The input:
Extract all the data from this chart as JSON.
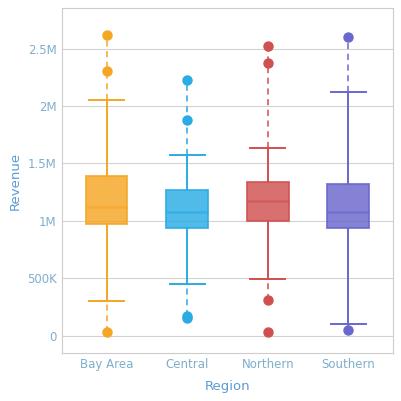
{
  "regions": [
    "Bay Area",
    "Central",
    "Northern",
    "Southern"
  ],
  "colors": [
    "#F5A623",
    "#2AABE4",
    "#D05050",
    "#6A67CE"
  ],
  "box_data": {
    "Bay Area": {
      "whislo": 300000,
      "q1": 970000,
      "med": 1120000,
      "q3": 1390000,
      "whishi": 2050000,
      "fliers_high": [
        2300000,
        2620000
      ],
      "fliers_low": [
        30000
      ]
    },
    "Central": {
      "whislo": 450000,
      "q1": 940000,
      "med": 1080000,
      "q3": 1270000,
      "whishi": 1570000,
      "fliers_high": [
        1880000,
        2230000
      ],
      "fliers_low": [
        155000,
        170000
      ]
    },
    "Northern": {
      "whislo": 490000,
      "q1": 1000000,
      "med": 1170000,
      "q3": 1340000,
      "whishi": 1630000,
      "fliers_high": [
        2370000,
        2520000
      ],
      "fliers_low": [
        30000,
        310000
      ]
    },
    "Southern": {
      "whislo": 100000,
      "q1": 940000,
      "med": 1080000,
      "q3": 1320000,
      "whishi": 2120000,
      "fliers_high": [
        2600000
      ],
      "fliers_low": [
        50000
      ]
    }
  },
  "ylabel": "Revenue",
  "xlabel": "Region",
  "yticks": [
    0,
    500000,
    1000000,
    1500000,
    2000000,
    2500000
  ],
  "yticklabels": [
    "0",
    "500K",
    "1M",
    "1.5M",
    "2M",
    "2.5M"
  ],
  "ylim": [
    -150000,
    2850000
  ],
  "xlim": [
    0.45,
    4.55
  ],
  "background_color": "#FFFFFF",
  "grid_color": "#D3D3D3",
  "axis_label_color": "#5B9BD5",
  "tick_label_color": "#7FAECC",
  "box_width": 0.52,
  "cap_ratio": 0.42,
  "figsize": [
    4.01,
    4.01
  ],
  "dpi": 100
}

Written exercise: Reproduce the whole listing exactly, but not the images in it.

Output for this task:
Extract all the data from this chart as JSON.
{
  "regions": [
    "Bay Area",
    "Central",
    "Northern",
    "Southern"
  ],
  "colors": [
    "#F5A623",
    "#2AABE4",
    "#D05050",
    "#6A67CE"
  ],
  "box_data": {
    "Bay Area": {
      "whislo": 300000,
      "q1": 970000,
      "med": 1120000,
      "q3": 1390000,
      "whishi": 2050000,
      "fliers_high": [
        2300000,
        2620000
      ],
      "fliers_low": [
        30000
      ]
    },
    "Central": {
      "whislo": 450000,
      "q1": 940000,
      "med": 1080000,
      "q3": 1270000,
      "whishi": 1570000,
      "fliers_high": [
        1880000,
        2230000
      ],
      "fliers_low": [
        155000,
        170000
      ]
    },
    "Northern": {
      "whislo": 490000,
      "q1": 1000000,
      "med": 1170000,
      "q3": 1340000,
      "whishi": 1630000,
      "fliers_high": [
        2370000,
        2520000
      ],
      "fliers_low": [
        30000,
        310000
      ]
    },
    "Southern": {
      "whislo": 100000,
      "q1": 940000,
      "med": 1080000,
      "q3": 1320000,
      "whishi": 2120000,
      "fliers_high": [
        2600000
      ],
      "fliers_low": [
        50000
      ]
    }
  },
  "ylabel": "Revenue",
  "xlabel": "Region",
  "yticks": [
    0,
    500000,
    1000000,
    1500000,
    2000000,
    2500000
  ],
  "yticklabels": [
    "0",
    "500K",
    "1M",
    "1.5M",
    "2M",
    "2.5M"
  ],
  "ylim": [
    -150000,
    2850000
  ],
  "xlim": [
    0.45,
    4.55
  ],
  "background_color": "#FFFFFF",
  "grid_color": "#D3D3D3",
  "axis_label_color": "#5B9BD5",
  "tick_label_color": "#7FAECC",
  "box_width": 0.52,
  "cap_ratio": 0.42,
  "figsize": [
    4.01,
    4.01
  ],
  "dpi": 100
}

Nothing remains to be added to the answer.